[BEGIN]

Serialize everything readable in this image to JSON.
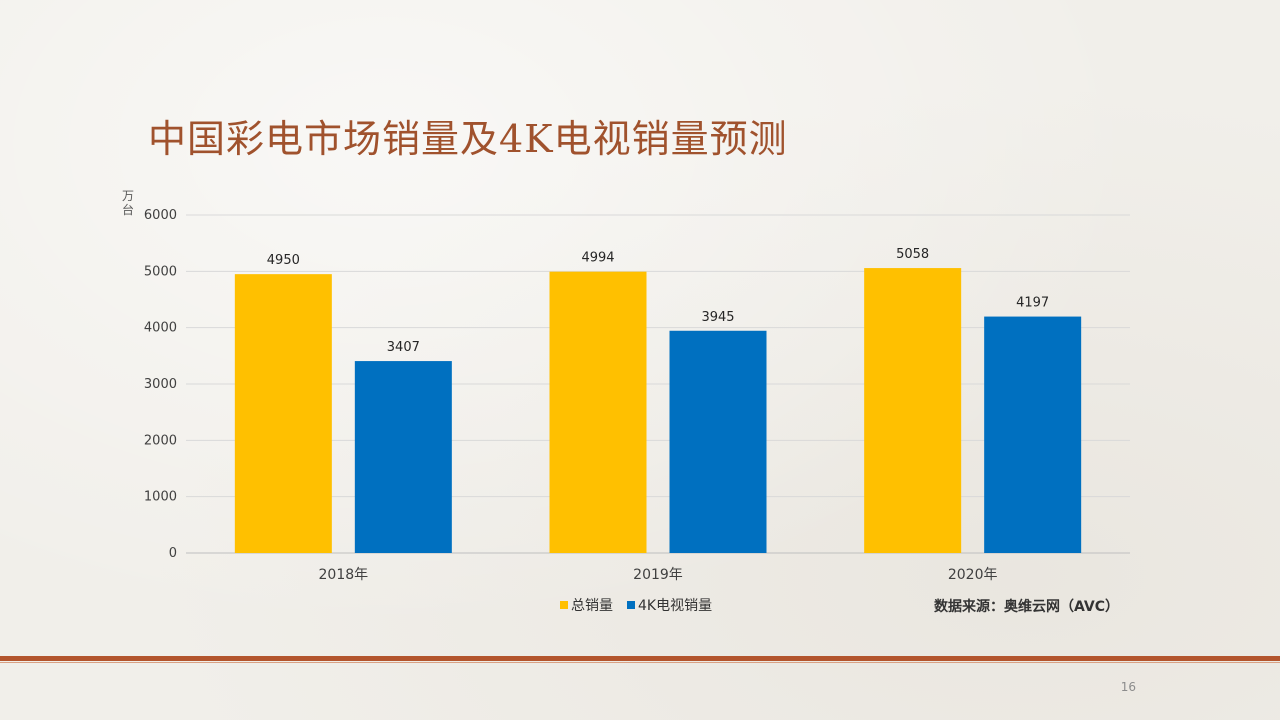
{
  "slide": {
    "title": "中国彩电市场销量及4K电视销量预测",
    "unit": "万台",
    "source": "数据来源：奥维云网（AVC）",
    "page_number": "16"
  },
  "colors": {
    "title": "#a0522d",
    "series_total": "#ffc000",
    "series_4k": "#0070c0",
    "footer_line": "#b3552d"
  },
  "chart_data": {
    "type": "bar",
    "title": "中国彩电市场销量及4K电视销量预测",
    "ylabel": "万台",
    "xlabel": "",
    "categories": [
      "2018年",
      "2019年",
      "2020年"
    ],
    "series": [
      {
        "name": "总销量",
        "values": [
          4950,
          4994,
          5058
        ],
        "color": "#ffc000"
      },
      {
        "name": "4K电视销量",
        "values": [
          3407,
          3945,
          4197
        ],
        "color": "#0070c0"
      }
    ],
    "ylim": [
      0,
      6000
    ],
    "yticks": [
      0,
      1000,
      2000,
      3000,
      4000,
      5000,
      6000
    ],
    "grid": true,
    "legend_position": "bottom",
    "data_labels": true
  }
}
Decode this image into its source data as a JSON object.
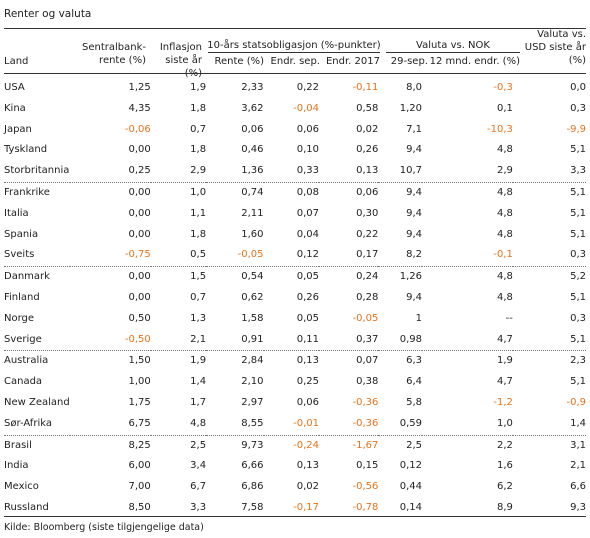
{
  "title": "Renter og valuta",
  "headers": {
    "land": "Land",
    "sentralbank_l1": "Sentralbank-",
    "sentralbank_l2": "rente (%)",
    "inflasjon_l1": "Inflasjon",
    "inflasjon_l2": "siste år (%)",
    "statsobl_group": "10-års statsobligasjon (%-punkter)",
    "rente": "Rente (%)",
    "endr_sep": "Endr. sep.",
    "endr_2017": "Endr. 2017",
    "valuta_group": "Valuta vs. NOK",
    "valuta_29sep": "29-sep.",
    "valuta_12mnd": "12 mnd. endr. (%)",
    "usd_l1": "Valuta vs.",
    "usd_l2": "USD siste år",
    "usd_l3": "(%)"
  },
  "rows": [
    {
      "land": "USA",
      "cells": [
        "1,25",
        "1,9",
        "2,33",
        "0,22",
        "-0,11",
        "8,0",
        "-0,3",
        "0,0"
      ],
      "group_start": false
    },
    {
      "land": "Kina",
      "cells": [
        "4,35",
        "1,8",
        "3,62",
        "-0,04",
        "0,58",
        "1,20",
        "0,1",
        "0,3"
      ],
      "group_start": false
    },
    {
      "land": "Japan",
      "cells": [
        "-0,06",
        "0,7",
        "0,06",
        "0,06",
        "0,02",
        "7,1",
        "-10,3",
        "-9,9"
      ],
      "group_start": false
    },
    {
      "land": "Tyskland",
      "cells": [
        "0,00",
        "1,8",
        "0,46",
        "0,10",
        "0,26",
        "9,4",
        "4,8",
        "5,1"
      ],
      "group_start": false
    },
    {
      "land": "Storbritannia",
      "cells": [
        "0,25",
        "2,9",
        "1,36",
        "0,33",
        "0,13",
        "10,7",
        "2,9",
        "3,3"
      ],
      "group_start": false
    },
    {
      "land": "Frankrike",
      "cells": [
        "0,00",
        "1,0",
        "0,74",
        "0,08",
        "0,06",
        "9,4",
        "4,8",
        "5,1"
      ],
      "group_start": true
    },
    {
      "land": "Italia",
      "cells": [
        "0,00",
        "1,1",
        "2,11",
        "0,07",
        "0,30",
        "9,4",
        "4,8",
        "5,1"
      ],
      "group_start": false
    },
    {
      "land": "Spania",
      "cells": [
        "0,00",
        "1,8",
        "1,60",
        "0,04",
        "0,22",
        "9,4",
        "4,8",
        "5,1"
      ],
      "group_start": false
    },
    {
      "land": "Sveits",
      "cells": [
        "-0,75",
        "0,5",
        "-0,05",
        "0,12",
        "0,17",
        "8,2",
        "-0,1",
        "0,3"
      ],
      "group_start": false
    },
    {
      "land": "Danmark",
      "cells": [
        "0,00",
        "1,5",
        "0,54",
        "0,05",
        "0,24",
        "1,26",
        "4,8",
        "5,2"
      ],
      "group_start": true
    },
    {
      "land": "Finland",
      "cells": [
        "0,00",
        "0,7",
        "0,62",
        "0,26",
        "0,28",
        "9,4",
        "4,8",
        "5,1"
      ],
      "group_start": false
    },
    {
      "land": "Norge",
      "cells": [
        "0,50",
        "1,3",
        "1,58",
        "0,05",
        "-0,05",
        "1",
        "--",
        "0,3"
      ],
      "group_start": false
    },
    {
      "land": "Sverige",
      "cells": [
        "-0,50",
        "2,1",
        "0,91",
        "0,11",
        "0,37",
        "0,98",
        "4,7",
        "5,1"
      ],
      "group_start": false
    },
    {
      "land": "Australia",
      "cells": [
        "1,50",
        "1,9",
        "2,84",
        "0,13",
        "0,07",
        "6,3",
        "1,9",
        "2,3"
      ],
      "group_start": true
    },
    {
      "land": "Canada",
      "cells": [
        "1,00",
        "1,4",
        "2,10",
        "0,25",
        "0,38",
        "6,4",
        "4,7",
        "5,1"
      ],
      "group_start": false
    },
    {
      "land": "New Zealand",
      "cells": [
        "1,75",
        "1,7",
        "2,97",
        "0,06",
        "-0,36",
        "5,8",
        "-1,2",
        "-0,9"
      ],
      "group_start": false
    },
    {
      "land": "Sør-Afrika",
      "cells": [
        "6,75",
        "4,8",
        "8,55",
        "-0,01",
        "-0,36",
        "0,59",
        "1,0",
        "1,4"
      ],
      "group_start": false
    },
    {
      "land": "Brasil",
      "cells": [
        "8,25",
        "2,5",
        "9,73",
        "-0,24",
        "-1,67",
        "2,5",
        "2,2",
        "3,1"
      ],
      "group_start": true
    },
    {
      "land": "India",
      "cells": [
        "6,00",
        "3,4",
        "6,66",
        "0,13",
        "0,15",
        "0,12",
        "1,6",
        "2,1"
      ],
      "group_start": false
    },
    {
      "land": "Mexico",
      "cells": [
        "7,00",
        "6,7",
        "6,86",
        "0,02",
        "-0,56",
        "0,44",
        "6,2",
        "6,6"
      ],
      "group_start": false
    },
    {
      "land": "Russland",
      "cells": [
        "8,50",
        "3,3",
        "7,58",
        "-0,17",
        "-0,78",
        "0,14",
        "8,9",
        "9,3"
      ],
      "group_start": false
    }
  ],
  "source": "Kilde: Bloomberg (siste tilgjengelige data)",
  "colors": {
    "negative": "#e8731a",
    "text": "#222222",
    "rule": "#333333"
  }
}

[END]

> [THE PROBLEM]: Every entry above is to be set down exactly; the pictures are to be left out.

> [COMPLETE ANSWER]:
Serialize everything readable in this image to JSON.
{
  "slide": {
    "title": "中国彩电市场销量及4K电视销量预测",
    "unit": "万台",
    "source": "数据来源：奥维云网（AVC）",
    "page_number": "16"
  },
  "colors": {
    "title": "#a0522d",
    "series_total": "#ffc000",
    "series_4k": "#0070c0",
    "footer_line": "#b3552d"
  },
  "chart_data": {
    "type": "bar",
    "title": "中国彩电市场销量及4K电视销量预测",
    "ylabel": "万台",
    "xlabel": "",
    "categories": [
      "2018年",
      "2019年",
      "2020年"
    ],
    "series": [
      {
        "name": "总销量",
        "values": [
          4950,
          4994,
          5058
        ],
        "color": "#ffc000"
      },
      {
        "name": "4K电视销量",
        "values": [
          3407,
          3945,
          4197
        ],
        "color": "#0070c0"
      }
    ],
    "ylim": [
      0,
      6000
    ],
    "yticks": [
      0,
      1000,
      2000,
      3000,
      4000,
      5000,
      6000
    ],
    "grid": true,
    "legend_position": "bottom",
    "data_labels": true
  }
}
Decode this image into its source data as a JSON object.
{
  "title": "Renter og valuta",
  "headers": {
    "land": "Land",
    "sentralbank_l1": "Sentralbank-",
    "sentralbank_l2": "rente (%)",
    "inflasjon_l1": "Inflasjon",
    "inflasjon_l2": "siste år (%)",
    "statsobl_group": "10-års statsobligasjon (%-punkter)",
    "rente": "Rente (%)",
    "endr_sep": "Endr. sep.",
    "endr_2017": "Endr. 2017",
    "valuta_group": "Valuta vs. NOK",
    "valuta_29sep": "29-sep.",
    "valuta_12mnd": "12 mnd. endr. (%)",
    "usd_l1": "Valuta vs.",
    "usd_l2": "USD siste år",
    "usd_l3": "(%)"
  },
  "rows": [
    {
      "land": "USA",
      "cells": [
        "1,25",
        "1,9",
        "2,33",
        "0,22",
        "-0,11",
        "8,0",
        "-0,3",
        "0,0"
      ],
      "group_start": false
    },
    {
      "land": "Kina",
      "cells": [
        "4,35",
        "1,8",
        "3,62",
        "-0,04",
        "0,58",
        "1,20",
        "0,1",
        "0,3"
      ],
      "group_start": false
    },
    {
      "land": "Japan",
      "cells": [
        "-0,06",
        "0,7",
        "0,06",
        "0,06",
        "0,02",
        "7,1",
        "-10,3",
        "-9,9"
      ],
      "group_start": false
    },
    {
      "land": "Tyskland",
      "cells": [
        "0,00",
        "1,8",
        "0,46",
        "0,10",
        "0,26",
        "9,4",
        "4,8",
        "5,1"
      ],
      "group_start": false
    },
    {
      "land": "Storbritannia",
      "cells": [
        "0,25",
        "2,9",
        "1,36",
        "0,33",
        "0,13",
        "10,7",
        "2,9",
        "3,3"
      ],
      "group_start": false
    },
    {
      "land": "Frankrike",
      "cells": [
        "0,00",
        "1,0",
        "0,74",
        "0,08",
        "0,06",
        "9,4",
        "4,8",
        "5,1"
      ],
      "group_start": true
    },
    {
      "land": "Italia",
      "cells": [
        "0,00",
        "1,1",
        "2,11",
        "0,07",
        "0,30",
        "9,4",
        "4,8",
        "5,1"
      ],
      "group_start": false
    },
    {
      "land": "Spania",
      "cells": [
        "0,00",
        "1,8",
        "1,60",
        "0,04",
        "0,22",
        "9,4",
        "4,8",
        "5,1"
      ],
      "group_start": false
    },
    {
      "land": "Sveits",
      "cells": [
        "-0,75",
        "0,5",
        "-0,05",
        "0,12",
        "0,17",
        "8,2",
        "-0,1",
        "0,3"
      ],
      "group_start": false
    },
    {
      "land": "Danmark",
      "cells": [
        "0,00",
        "1,5",
        "0,54",
        "0,05",
        "0,24",
        "1,26",
        "4,8",
        "5,2"
      ],
      "group_start": true
    },
    {
      "land": "Finland",
      "cells": [
        "0,00",
        "0,7",
        "0,62",
        "0,26",
        "0,28",
        "9,4",
        "4,8",
        "5,1"
      ],
      "group_start": false
    },
    {
      "land": "Norge",
      "cells": [
        "0,50",
        "1,3",
        "1,58",
        "0,05",
        "-0,05",
        "1",
        "--",
        "0,3"
      ],
      "group_start": false
    },
    {
      "land": "Sverige",
      "cells": [
        "-0,50",
        "2,1",
        "0,91",
        "0,11",
        "0,37",
        "0,98",
        "4,7",
        "5,1"
      ],
      "group_start": false
    },
    {
      "land": "Australia",
      "cells": [
        "1,50",
        "1,9",
        "2,84",
        "0,13",
        "0,07",
        "6,3",
        "1,9",
        "2,3"
      ],
      "group_start": true
    },
    {
      "land": "Canada",
      "cells": [
        "1,00",
        "1,4",
        "2,10",
        "0,25",
        "0,38",
        "6,4",
        "4,7",
        "5,1"
      ],
      "group_start": false
    },
    {
      "land": "New Zealand",
      "cells": [
        "1,75",
        "1,7",
        "2,97",
        "0,06",
        "-0,36",
        "5,8",
        "-1,2",
        "-0,9"
      ],
      "group_start": false
    },
    {
      "land": "Sør-Afrika",
      "cells": [
        "6,75",
        "4,8",
        "8,55",
        "-0,01",
        "-0,36",
        "0,59",
        "1,0",
        "1,4"
      ],
      "group_start": false
    },
    {
      "land": "Brasil",
      "cells": [
        "8,25",
        "2,5",
        "9,73",
        "-0,24",
        "-1,67",
        "2,5",
        "2,2",
        "3,1"
      ],
      "group_start": true
    },
    {
      "land": "India",
      "cells": [
        "6,00",
        "3,4",
        "6,66",
        "0,13",
        "0,15",
        "0,12",
        "1,6",
        "2,1"
      ],
      "group_start": false
    },
    {
      "land": "Mexico",
      "cells": [
        "7,00",
        "6,7",
        "6,86",
        "0,02",
        "-0,56",
        "0,44",
        "6,2",
        "6,6"
      ],
      "group_start": false
    },
    {
      "land": "Russland",
      "cells": [
        "8,50",
        "3,3",
        "7,58",
        "-0,17",
        "-0,78",
        "0,14",
        "8,9",
        "9,3"
      ],
      "group_start": false
    }
  ],
  "source": "Kilde: Bloomberg (siste tilgjengelige data)",
  "colors": {
    "negative": "#e8731a",
    "text": "#222222",
    "rule": "#333333"
  }
}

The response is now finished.